/---

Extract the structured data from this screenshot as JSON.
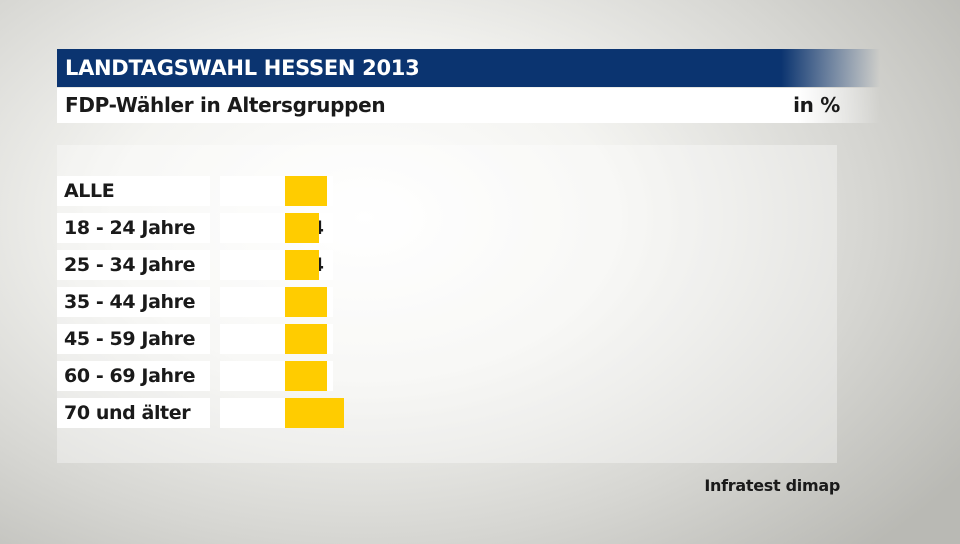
{
  "header": {
    "title": "LANDTAGSWAHL HESSEN 2013",
    "subtitle": "FDP-Wähler in Altersgruppen",
    "unit": "in %"
  },
  "source": "Infratest dimap",
  "colors": {
    "title_bg": "#0b3470",
    "bar": "#ffcc00"
  },
  "chart_data": {
    "type": "bar",
    "orientation": "horizontal",
    "title": "LANDTAGSWAHL HESSEN 2013",
    "subtitle": "FDP-Wähler in Altersgruppen",
    "unit": "in %",
    "categories": [
      "ALLE",
      "18 - 24 Jahre",
      "25 - 34 Jahre",
      "35 - 44 Jahre",
      "45 - 59 Jahre",
      "60 - 69 Jahre",
      "70 und älter"
    ],
    "values": [
      5,
      4,
      4,
      5,
      5,
      5,
      7
    ],
    "value_labels": [
      "5",
      "4",
      "4",
      "5",
      "5",
      "5",
      "7"
    ],
    "xlim": [
      0,
      100
    ]
  }
}
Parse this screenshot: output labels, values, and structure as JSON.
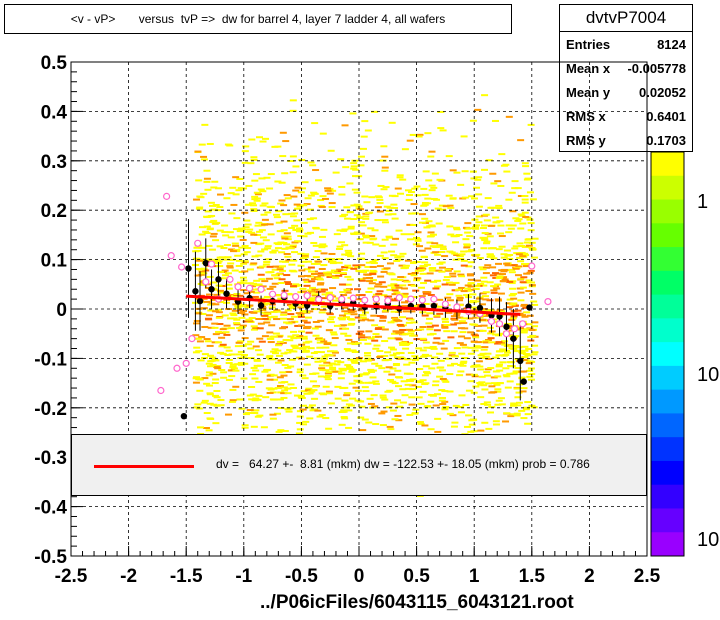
{
  "plot_title": "<v - vP>       versus  tvP =>  dw for barrel 4, layer 7 ladder 4, all wafers",
  "stats": {
    "name": "dvtvP7004",
    "rows": [
      {
        "label": "Entries",
        "value": "8124"
      },
      {
        "label": "Mean x",
        "value": "-0.005778"
      },
      {
        "label": "Mean y",
        "value": "0.02052"
      },
      {
        "label": "RMS x",
        "value": "0.6401"
      },
      {
        "label": "RMS y",
        "value": "0.1703"
      }
    ]
  },
  "x_axis_title": "../P06icFiles/6043115_6043121.root",
  "legend_text": "dv =   64.27 +-  8.81 (mkm) dw = -122.53 +- 18.05 (mkm) prob = 0.786",
  "colors": {
    "fit_line": "#ff0000",
    "profile_points": "#000000",
    "alt_points": "#ff66cc"
  },
  "palette_labels": [
    "1",
    "10",
    "10"
  ],
  "chart_data": {
    "type": "scatter",
    "xlim": [
      -2.5,
      2.5
    ],
    "ylim": [
      -0.5,
      0.5
    ],
    "x_ticks": [
      "-2.5",
      "-2",
      "-1.5",
      "-1",
      "-0.5",
      "0",
      "0.5",
      "1",
      "1.5",
      "2",
      "2.5"
    ],
    "y_ticks": [
      "0.5",
      "0.4",
      "0.3",
      "0.2",
      "0.1",
      "0",
      "-0.1",
      "-0.2",
      "-0.3",
      "-0.4",
      "-0.5"
    ],
    "grid": true,
    "fit_line": {
      "x": [
        -1.5,
        1.4
      ],
      "y": [
        0.026,
        -0.011
      ]
    },
    "profile_black": [
      {
        "x": -1.48,
        "y": 0.082,
        "err": 0.1
      },
      {
        "x": -1.42,
        "y": 0.036,
        "err": 0.08
      },
      {
        "x": -1.38,
        "y": 0.016,
        "err": 0.06
      },
      {
        "x": -1.33,
        "y": 0.093,
        "err": 0.05
      },
      {
        "x": -1.28,
        "y": 0.04,
        "err": 0.04
      },
      {
        "x": -1.22,
        "y": 0.06,
        "err": 0.035
      },
      {
        "x": -1.15,
        "y": 0.031,
        "err": 0.03
      },
      {
        "x": -1.05,
        "y": 0.015,
        "err": 0.025
      },
      {
        "x": -0.95,
        "y": 0.022,
        "err": 0.02
      },
      {
        "x": -0.85,
        "y": 0.007,
        "err": 0.02
      },
      {
        "x": -0.75,
        "y": 0.016,
        "err": 0.018
      },
      {
        "x": -0.65,
        "y": 0.024,
        "err": 0.018
      },
      {
        "x": -0.55,
        "y": 0.011,
        "err": 0.015
      },
      {
        "x": -0.45,
        "y": 0.007,
        "err": 0.015
      },
      {
        "x": -0.35,
        "y": 0.021,
        "err": 0.015
      },
      {
        "x": -0.25,
        "y": 0.006,
        "err": 0.015
      },
      {
        "x": -0.15,
        "y": 0.014,
        "err": 0.015
      },
      {
        "x": -0.05,
        "y": 0.012,
        "err": 0.015
      },
      {
        "x": 0.05,
        "y": 0.004,
        "err": 0.015
      },
      {
        "x": 0.15,
        "y": 0.005,
        "err": 0.015
      },
      {
        "x": 0.25,
        "y": 0.01,
        "err": 0.015
      },
      {
        "x": 0.35,
        "y": 0.001,
        "err": 0.015
      },
      {
        "x": 0.45,
        "y": 0.006,
        "err": 0.015
      },
      {
        "x": 0.55,
        "y": 0.005,
        "err": 0.016
      },
      {
        "x": 0.65,
        "y": 0.006,
        "err": 0.018
      },
      {
        "x": 0.75,
        "y": 0.002,
        "err": 0.02
      },
      {
        "x": 0.85,
        "y": -0.001,
        "err": 0.02
      },
      {
        "x": 0.95,
        "y": 0.005,
        "err": 0.025
      },
      {
        "x": 1.05,
        "y": 0.002,
        "err": 0.03
      },
      {
        "x": 1.15,
        "y": -0.013,
        "err": 0.035
      },
      {
        "x": 1.22,
        "y": -0.015,
        "err": 0.04
      },
      {
        "x": 1.28,
        "y": -0.036,
        "err": 0.05
      },
      {
        "x": 1.34,
        "y": -0.06,
        "err": 0.06
      },
      {
        "x": 1.4,
        "y": -0.105,
        "err": 0.08
      },
      {
        "x": 1.43,
        "y": -0.147,
        "err": 0.0
      },
      {
        "x": -1.52,
        "y": -0.217,
        "err": 0.0
      },
      {
        "x": 1.48,
        "y": 0.003,
        "err": 0.0
      }
    ],
    "profile_pink": [
      {
        "x": -1.72,
        "y": -0.165
      },
      {
        "x": -1.67,
        "y": 0.228
      },
      {
        "x": -1.63,
        "y": 0.108
      },
      {
        "x": -1.58,
        "y": -0.12
      },
      {
        "x": -1.54,
        "y": 0.085
      },
      {
        "x": -1.5,
        "y": -0.11
      },
      {
        "x": -1.45,
        "y": -0.06
      },
      {
        "x": -1.4,
        "y": 0.133
      },
      {
        "x": -1.33,
        "y": 0.055
      },
      {
        "x": -1.28,
        "y": 0.091
      },
      {
        "x": -1.22,
        "y": 0.02
      },
      {
        "x": -1.12,
        "y": 0.06
      },
      {
        "x": -1.05,
        "y": 0.045
      },
      {
        "x": -0.95,
        "y": 0.042
      },
      {
        "x": -0.85,
        "y": 0.04
      },
      {
        "x": -0.75,
        "y": 0.03
      },
      {
        "x": -0.65,
        "y": 0.028
      },
      {
        "x": -0.55,
        "y": 0.025
      },
      {
        "x": -0.45,
        "y": 0.027
      },
      {
        "x": -0.35,
        "y": 0.019
      },
      {
        "x": -0.25,
        "y": 0.023
      },
      {
        "x": -0.15,
        "y": 0.02
      },
      {
        "x": -0.05,
        "y": 0.022
      },
      {
        "x": 0.05,
        "y": 0.018
      },
      {
        "x": 0.15,
        "y": 0.02
      },
      {
        "x": 0.25,
        "y": 0.017
      },
      {
        "x": 0.35,
        "y": 0.023
      },
      {
        "x": 0.45,
        "y": 0.02
      },
      {
        "x": 0.55,
        "y": 0.018
      },
      {
        "x": 0.65,
        "y": 0.02
      },
      {
        "x": 0.75,
        "y": 0.01
      },
      {
        "x": 0.85,
        "y": 0.004
      },
      {
        "x": 0.95,
        "y": -0.005
      },
      {
        "x": 1.05,
        "y": -0.01
      },
      {
        "x": 1.15,
        "y": -0.025
      },
      {
        "x": 1.22,
        "y": -0.03
      },
      {
        "x": 1.28,
        "y": -0.05
      },
      {
        "x": 1.35,
        "y": -0.04
      },
      {
        "x": 1.42,
        "y": -0.03
      },
      {
        "x": 1.5,
        "y": 0.087
      },
      {
        "x": 1.64,
        "y": 0.015
      }
    ]
  }
}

\---

Your task => State the number of lines in these entries that include the string "JSON". Provide nothing beyond that number.

Task answer => 2